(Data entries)
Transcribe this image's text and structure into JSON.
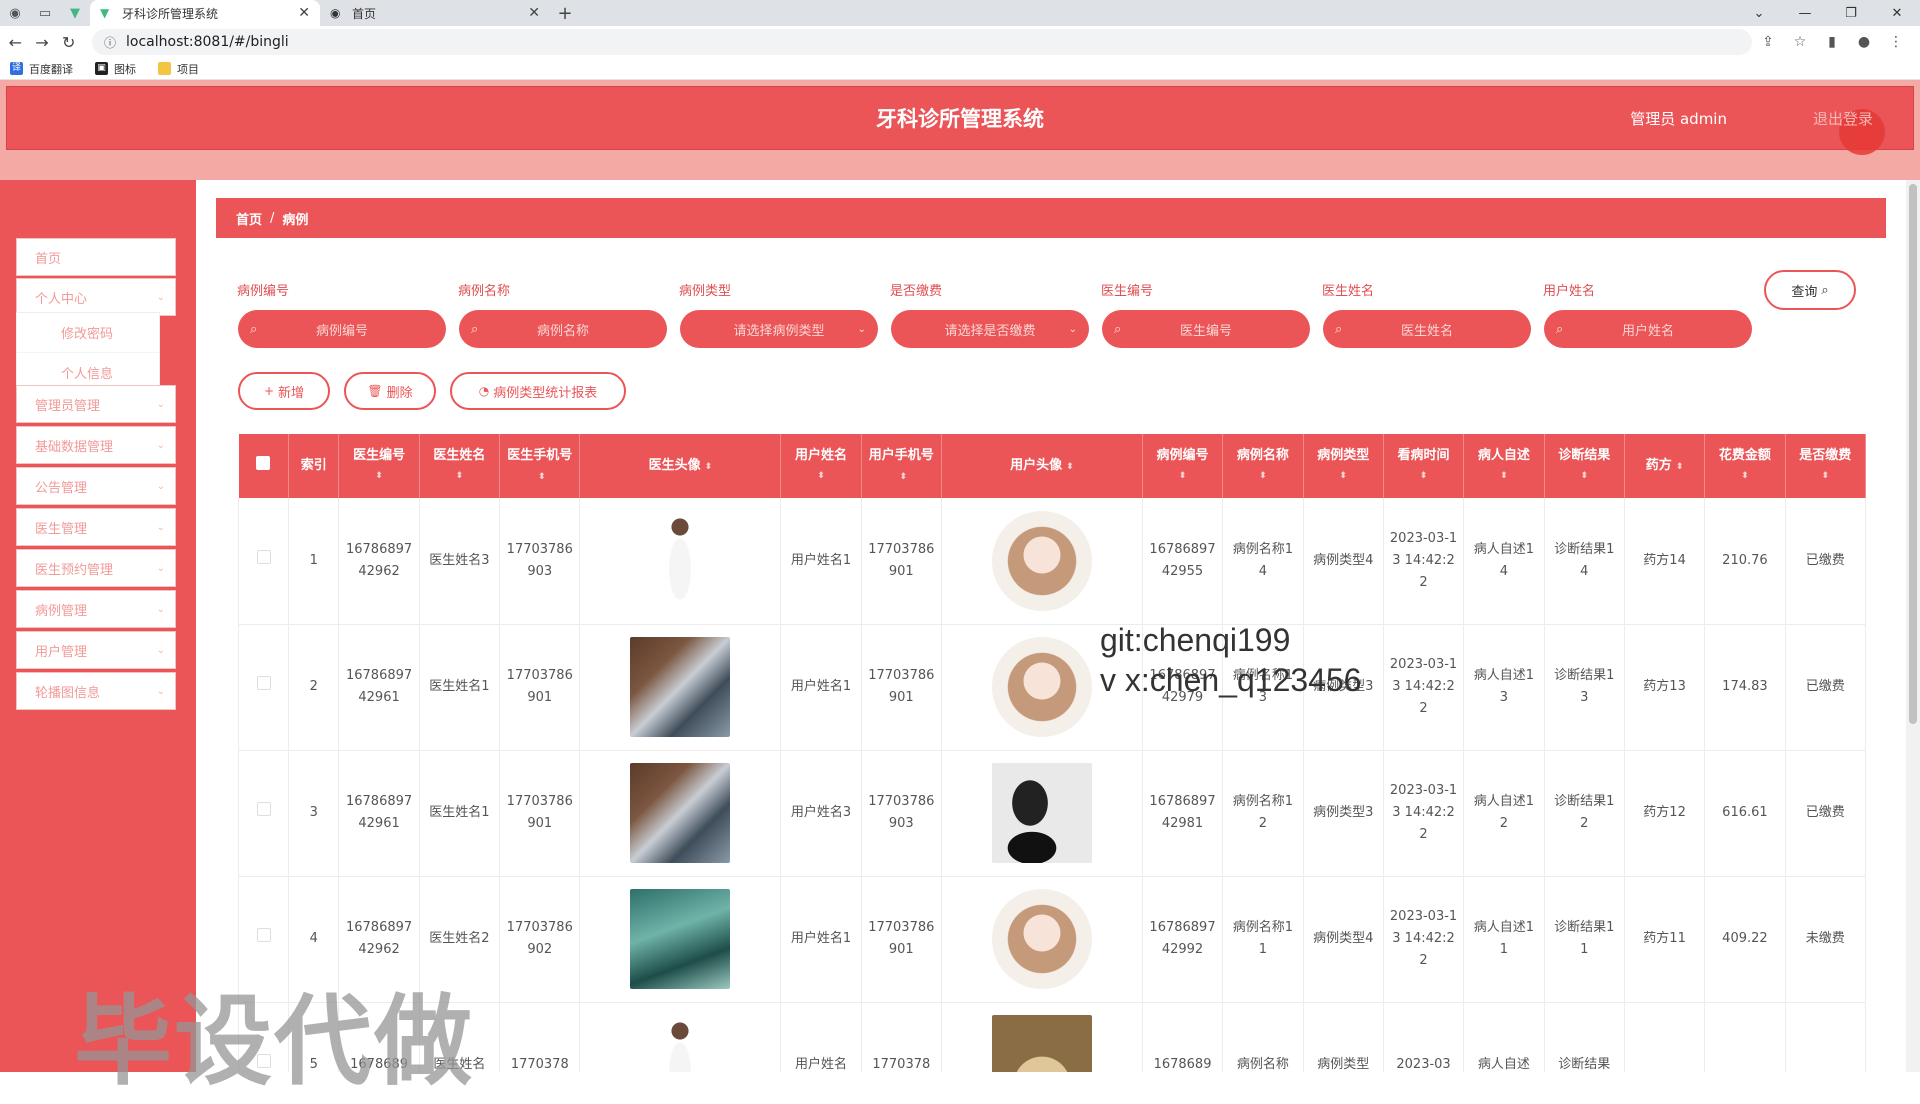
{
  "browser": {
    "tabs": [
      {
        "title": "牙科诊所管理系统",
        "active": true
      },
      {
        "title": "首页",
        "active": false
      }
    ],
    "url": "localhost:8081/#/bingli",
    "bookmarks": [
      "百度翻译",
      "图标",
      "项目"
    ]
  },
  "header": {
    "title": "牙科诊所管理系统",
    "user": "管理员 admin",
    "logout": "退出登录"
  },
  "sidebar": {
    "items": [
      {
        "label": "首页"
      },
      {
        "label": "个人中心"
      },
      {
        "label": "管理员管理"
      },
      {
        "label": "基础数据管理"
      },
      {
        "label": "公告管理"
      },
      {
        "label": "医生管理"
      },
      {
        "label": "医生预约管理"
      },
      {
        "label": "病例管理"
      },
      {
        "label": "用户管理"
      },
      {
        "label": "轮播图信息"
      }
    ],
    "submenu": [
      {
        "label": "修改密码"
      },
      {
        "label": "个人信息"
      }
    ]
  },
  "breadcrumb": {
    "home": "首页",
    "sep": "/",
    "current": "病例"
  },
  "filters": [
    {
      "label": "病例编号",
      "placeholder": "病例编号",
      "type": "input"
    },
    {
      "label": "病例名称",
      "placeholder": "病例名称",
      "type": "input"
    },
    {
      "label": "病例类型",
      "placeholder": "请选择病例类型",
      "type": "select"
    },
    {
      "label": "是否缴费",
      "placeholder": "请选择是否缴费",
      "type": "select"
    },
    {
      "label": "医生编号",
      "placeholder": "医生编号",
      "type": "input"
    },
    {
      "label": "医生姓名",
      "placeholder": "医生姓名",
      "type": "input"
    },
    {
      "label": "用户姓名",
      "placeholder": "用户姓名",
      "type": "input"
    }
  ],
  "query_label": "查询",
  "actions": {
    "add": "新增",
    "delete": "删除",
    "report": "病例类型统计报表"
  },
  "table": {
    "headers": {
      "index": "索引",
      "doctor_no": "医生编号",
      "doctor_name": "医生姓名",
      "doctor_phone": "医生手机号",
      "doctor_avatar": "医生头像",
      "user_name": "用户姓名",
      "user_phone": "用户手机号",
      "user_avatar": "用户头像",
      "case_no": "病例编号",
      "case_name": "病例名称",
      "case_type": "病例类型",
      "visit_time": "看病时间",
      "complaint": "病人自述",
      "diagnosis": "诊断结果",
      "prescription": "药方",
      "cost": "花费金额",
      "paid": "是否缴费"
    },
    "rows": [
      {
        "index": "1",
        "doctor_no": "1678689742962",
        "doctor_name": "医生姓名3",
        "doctor_phone": "17703786903",
        "doctor_img": "doctor-white",
        "user_name": "用户姓名1",
        "user_phone": "17703786901",
        "user_img": "avatar-girl",
        "case_no": "1678689742955",
        "case_name": "病例名称14",
        "case_type": "病例类型4",
        "visit_time": "2023-03-13 14:42:22",
        "complaint": "病人自述14",
        "diagnosis": "诊断结果14",
        "prescription": "药方14",
        "cost": "210.76",
        "paid": "已缴费"
      },
      {
        "index": "2",
        "doctor_no": "1678689742961",
        "doctor_name": "医生姓名1",
        "doctor_phone": "17703786901",
        "doctor_img": "doctor-xray",
        "user_name": "用户姓名1",
        "user_phone": "17703786901",
        "user_img": "avatar-girl",
        "case_no": "1678689742979",
        "case_name": "病例名称13",
        "case_type": "病例类型3",
        "visit_time": "2023-03-13 14:42:22",
        "complaint": "病人自述13",
        "diagnosis": "诊断结果13",
        "prescription": "药方13",
        "cost": "174.83",
        "paid": "已缴费"
      },
      {
        "index": "3",
        "doctor_no": "1678689742961",
        "doctor_name": "医生姓名1",
        "doctor_phone": "17703786901",
        "doctor_img": "doctor-xray",
        "user_name": "用户姓名3",
        "user_phone": "17703786903",
        "user_img": "avatar-dark",
        "case_no": "1678689742981",
        "case_name": "病例名称12",
        "case_type": "病例类型3",
        "visit_time": "2023-03-13 14:42:22",
        "complaint": "病人自述12",
        "diagnosis": "诊断结果12",
        "prescription": "药方12",
        "cost": "616.61",
        "paid": "已缴费"
      },
      {
        "index": "4",
        "doctor_no": "1678689742962",
        "doctor_name": "医生姓名2",
        "doctor_phone": "17703786902",
        "doctor_img": "doctor-surgery",
        "user_name": "用户姓名1",
        "user_phone": "17703786901",
        "user_img": "avatar-girl",
        "case_no": "1678689742992",
        "case_name": "病例名称11",
        "case_type": "病例类型4",
        "visit_time": "2023-03-13 14:42:22",
        "complaint": "病人自述11",
        "diagnosis": "诊断结果11",
        "prescription": "药方11",
        "cost": "409.22",
        "paid": "未缴费"
      },
      {
        "index": "5",
        "doctor_no": "1678689",
        "doctor_name": "医生姓名",
        "doctor_phone": "1770378",
        "doctor_img": "doctor-white",
        "user_name": "用户姓名",
        "user_phone": "1770378",
        "user_img": "avatar-gold",
        "case_no": "1678689",
        "case_name": "病例名称",
        "case_type": "病例类型",
        "visit_time": "2023-03",
        "complaint": "病人自述",
        "diagnosis": "诊断结果",
        "prescription": "",
        "cost": "",
        "paid": ""
      }
    ]
  },
  "watermarks": {
    "code_line1": "git:chenqi199",
    "code_line2": "v x:chen_q123456",
    "big": "毕设代做"
  },
  "colors": {
    "primary": "#eb5557",
    "primary_light": "#f4a9a4"
  }
}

Exercise:
Show every line that contains the word "cost".

Output of the task:
      "cost": "花费金额",
        "cost": "210.76",
        "cost": "174.83",
        "cost": "616.61",
        "cost": "409.22",
        "cost": "",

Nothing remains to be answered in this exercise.